**WORK INSTRUCTIONS:**
Print all of the entries exactly, minus the pictures.

**EXTRACTED DATA:**

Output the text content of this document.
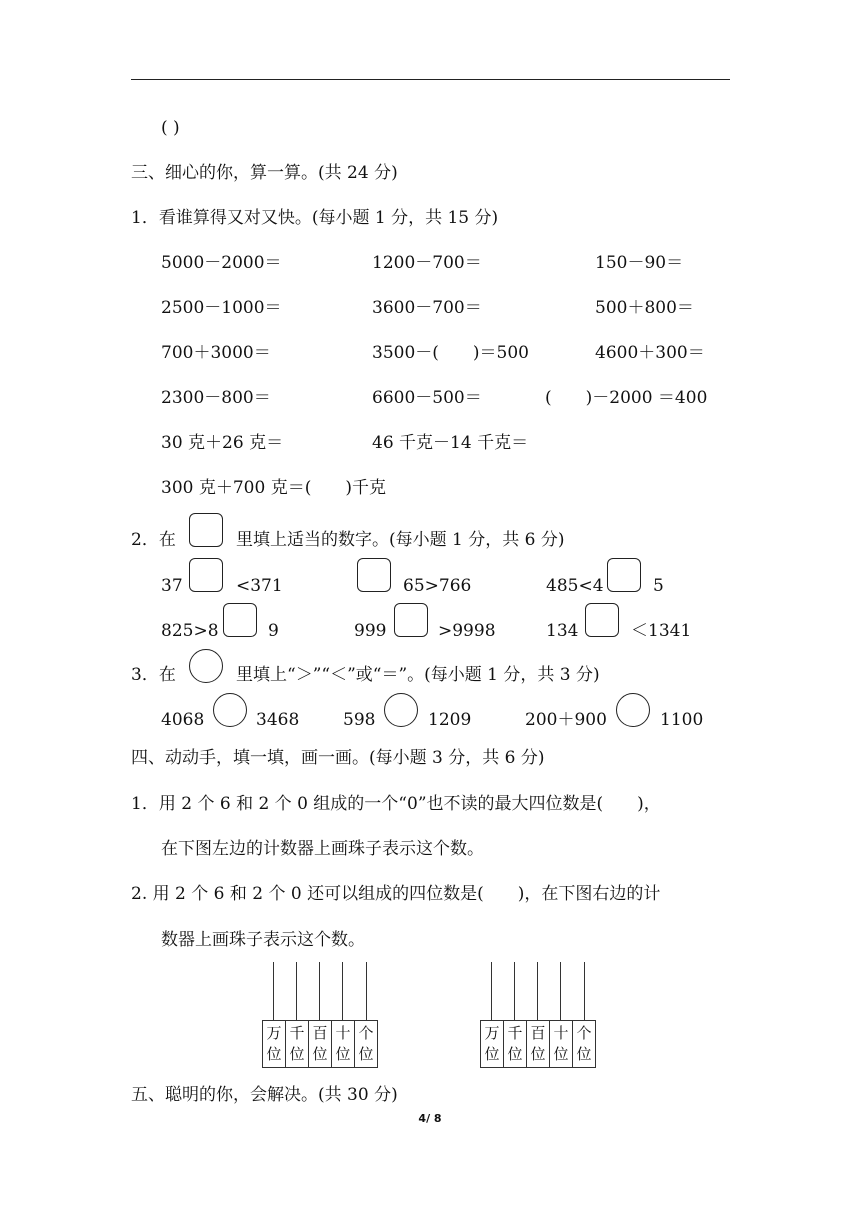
( )
三、细心的你，算一算。(共 24 分)
1．看谁算得又对又快。(每小题 1 分，共 15 分)
5000－2000＝	1200－700＝	150－90＝
2500－1000＝	3600－700＝	500＋800＝
700＋3000＝	3500－(　　)＝500	4600＋300＝
2300－800＝	6600－500＝	(　　)－2000 ＝400
30 克＋26 克＝	46 千克－14 千克＝
300 克＋700 克＝(　　)千克
2．在	里填上适当的数字。(每小题 1 分，共 6 分)
37	<371	65>766	485<4	5
825>8	9	999	>9998	134	＜1341
3．在	里填上“＞”“＜”或“＝”。(每小题 1 分，共 3 分)
4068	3468	598	1209	200＋900	1100
四、动动手，填一填，画一画。(每小题 3 分，共 6 分)
1．用 2 个 6 和 2 个 0 组成的一个“0”也不读的最大四位数是(　　)，
在下图左边的计数器上画珠子表示这个数。
2. 用 2 个 6 和 2 个 0 还可以组成的四位数是(　　)，在下图右边的计
数器上画珠子表示这个数。
万
位
千
位
百
位
十
位
个
位
万
位
千
位
百
位
十
位
个
位
五、聪明的你，会解决。(共 30 分)
4/ 8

**PROBLEM SOLUTION:**
Output the text content of this document.
( )
三、细心的你，算一算。(共 24 分)
1．看谁算得又对又快。(每小题 1 分，共 15 分)
5000－2000＝	1200－700＝	150－90＝
2500－1000＝	3600－700＝	500＋800＝
700＋3000＝	3500－(　　)＝500	4600＋300＝
2300－800＝	6600－500＝	(　　)－2000 ＝400
30 克＋26 克＝	46 千克－14 千克＝
300 克＋700 克＝(　　)千克
2．在	里填上适当的数字。(每小题 1 分，共 6 分)
37	<371	65>766	485<4	5
825>8	9	999	>9998	134	＜1341
3．在	里填上“＞”“＜”或“＝”。(每小题 1 分，共 3 分)
4068	3468	598	1209	200＋900	1100
四、动动手，填一填，画一画。(每小题 3 分，共 6 分)
1．用 2 个 6 和 2 个 0 组成的一个“0”也不读的最大四位数是(　　)，
在下图左边的计数器上画珠子表示这个数。
2. 用 2 个 6 和 2 个 0 还可以组成的四位数是(　　)，在下图右边的计
数器上画珠子表示这个数。
万
位
千
位
百
位
十
位
个
位
万
位
千
位
百
位
十
位
个
位
五、聪明的你，会解决。(共 30 分)
4/ 8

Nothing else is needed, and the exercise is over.